++++ Text for analysis ++++
It is also desirable to know if an ingestible product is likely to have retained its efficacy after it has been manufactured and stored. Stated in other words, it would be useful to have a readily visible indicator of the environmental history of any given dosage form. Such an indicator, for example, would usefully indicate whether a dosage form had been exposed to high temperatures, e.g., over 100° F., and high humidities, e.g., over 80% relative humidity (RH), for any extended period of time during storage or prior to sale or use. This problem is commonly addressed by printing an expiration date on a container for the product. However, it would be better if there was some visual indication of efficacy on the product itself.
It is therefore a principal object of this invention to provide an edible product, including a dosage form in any of a wide variety of shapes and configurations, that has a stable microrelief whose stability can be controlled, and that conveys information such as visual holographic images and effects.
++++ Supplied information ++++
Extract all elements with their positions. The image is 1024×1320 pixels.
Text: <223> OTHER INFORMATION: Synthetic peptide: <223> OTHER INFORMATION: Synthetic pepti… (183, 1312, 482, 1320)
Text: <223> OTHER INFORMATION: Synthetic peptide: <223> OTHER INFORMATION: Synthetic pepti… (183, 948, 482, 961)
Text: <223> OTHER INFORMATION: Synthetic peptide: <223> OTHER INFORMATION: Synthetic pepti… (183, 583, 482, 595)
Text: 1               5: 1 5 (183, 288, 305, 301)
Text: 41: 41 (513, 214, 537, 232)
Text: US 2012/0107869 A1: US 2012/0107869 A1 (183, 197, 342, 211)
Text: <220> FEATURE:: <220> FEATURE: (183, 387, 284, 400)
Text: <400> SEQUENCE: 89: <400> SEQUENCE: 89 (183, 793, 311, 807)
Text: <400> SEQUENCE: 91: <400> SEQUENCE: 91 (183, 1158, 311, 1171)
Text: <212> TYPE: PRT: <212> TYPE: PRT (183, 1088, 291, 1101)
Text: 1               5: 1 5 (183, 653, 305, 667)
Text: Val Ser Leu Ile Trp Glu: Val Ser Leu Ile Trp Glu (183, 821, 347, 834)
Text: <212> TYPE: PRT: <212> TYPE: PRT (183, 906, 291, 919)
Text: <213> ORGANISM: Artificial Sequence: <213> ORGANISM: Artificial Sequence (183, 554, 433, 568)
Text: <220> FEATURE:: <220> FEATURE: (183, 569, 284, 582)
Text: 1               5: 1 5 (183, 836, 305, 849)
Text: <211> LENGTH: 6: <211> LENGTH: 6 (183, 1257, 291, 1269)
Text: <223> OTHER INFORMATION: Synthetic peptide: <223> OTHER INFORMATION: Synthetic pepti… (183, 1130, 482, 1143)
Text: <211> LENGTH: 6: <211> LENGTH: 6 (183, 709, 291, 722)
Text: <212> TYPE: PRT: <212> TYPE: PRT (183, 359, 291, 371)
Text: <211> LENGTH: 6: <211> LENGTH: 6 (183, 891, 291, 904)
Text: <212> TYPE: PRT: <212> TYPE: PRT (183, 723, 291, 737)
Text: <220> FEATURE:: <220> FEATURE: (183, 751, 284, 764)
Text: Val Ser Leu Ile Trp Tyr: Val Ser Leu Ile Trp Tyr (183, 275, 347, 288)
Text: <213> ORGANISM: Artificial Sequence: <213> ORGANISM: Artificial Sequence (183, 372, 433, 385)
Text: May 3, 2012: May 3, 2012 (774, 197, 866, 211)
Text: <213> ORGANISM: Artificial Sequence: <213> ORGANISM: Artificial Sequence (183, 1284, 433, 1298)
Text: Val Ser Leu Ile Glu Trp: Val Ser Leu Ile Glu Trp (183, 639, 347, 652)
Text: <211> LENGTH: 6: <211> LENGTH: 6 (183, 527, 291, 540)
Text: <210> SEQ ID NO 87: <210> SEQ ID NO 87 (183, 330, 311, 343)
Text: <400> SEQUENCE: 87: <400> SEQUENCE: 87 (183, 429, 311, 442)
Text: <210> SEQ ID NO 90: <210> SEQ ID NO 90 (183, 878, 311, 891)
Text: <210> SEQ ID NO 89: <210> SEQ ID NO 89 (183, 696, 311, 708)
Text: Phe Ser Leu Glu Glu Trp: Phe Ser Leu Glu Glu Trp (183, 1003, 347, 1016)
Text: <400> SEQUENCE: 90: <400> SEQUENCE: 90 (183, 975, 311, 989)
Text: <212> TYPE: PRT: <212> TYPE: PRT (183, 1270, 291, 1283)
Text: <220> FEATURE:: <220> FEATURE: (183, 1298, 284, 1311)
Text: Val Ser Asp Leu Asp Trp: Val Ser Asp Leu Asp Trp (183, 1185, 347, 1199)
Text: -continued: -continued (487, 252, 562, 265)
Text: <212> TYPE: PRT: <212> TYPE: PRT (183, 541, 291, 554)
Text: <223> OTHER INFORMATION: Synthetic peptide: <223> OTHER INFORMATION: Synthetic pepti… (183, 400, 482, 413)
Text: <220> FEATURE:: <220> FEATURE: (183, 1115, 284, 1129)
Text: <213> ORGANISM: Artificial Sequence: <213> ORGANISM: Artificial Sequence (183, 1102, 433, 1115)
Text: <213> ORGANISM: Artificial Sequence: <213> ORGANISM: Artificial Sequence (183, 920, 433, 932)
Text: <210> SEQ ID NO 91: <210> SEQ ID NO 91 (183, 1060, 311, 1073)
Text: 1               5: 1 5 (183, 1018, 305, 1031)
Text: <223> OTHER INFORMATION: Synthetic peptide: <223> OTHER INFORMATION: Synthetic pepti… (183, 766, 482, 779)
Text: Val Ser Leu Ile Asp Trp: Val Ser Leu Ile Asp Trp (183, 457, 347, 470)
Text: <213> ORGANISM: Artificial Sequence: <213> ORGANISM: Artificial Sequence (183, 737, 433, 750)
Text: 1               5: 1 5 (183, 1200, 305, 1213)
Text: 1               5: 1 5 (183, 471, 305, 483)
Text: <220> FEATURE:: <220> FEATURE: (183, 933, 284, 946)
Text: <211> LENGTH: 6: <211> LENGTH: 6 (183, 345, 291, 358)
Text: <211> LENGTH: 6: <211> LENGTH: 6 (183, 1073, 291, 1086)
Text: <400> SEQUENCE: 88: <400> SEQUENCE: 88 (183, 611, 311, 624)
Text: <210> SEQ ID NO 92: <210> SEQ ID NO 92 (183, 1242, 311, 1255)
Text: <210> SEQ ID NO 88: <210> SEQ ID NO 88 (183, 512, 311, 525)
++++
Copy the passage on edible dosage forms word for word, starting at "It is therefore" and ending at "images and effects.".

(Answer box)
It is therefore a principal object of this invention to provide an edible product, including a dosage form in any of a wide variety of shapes and configurations, that has a stable microrelief whose stability can be controlled, and that conveys information such as visual holographic images and effects.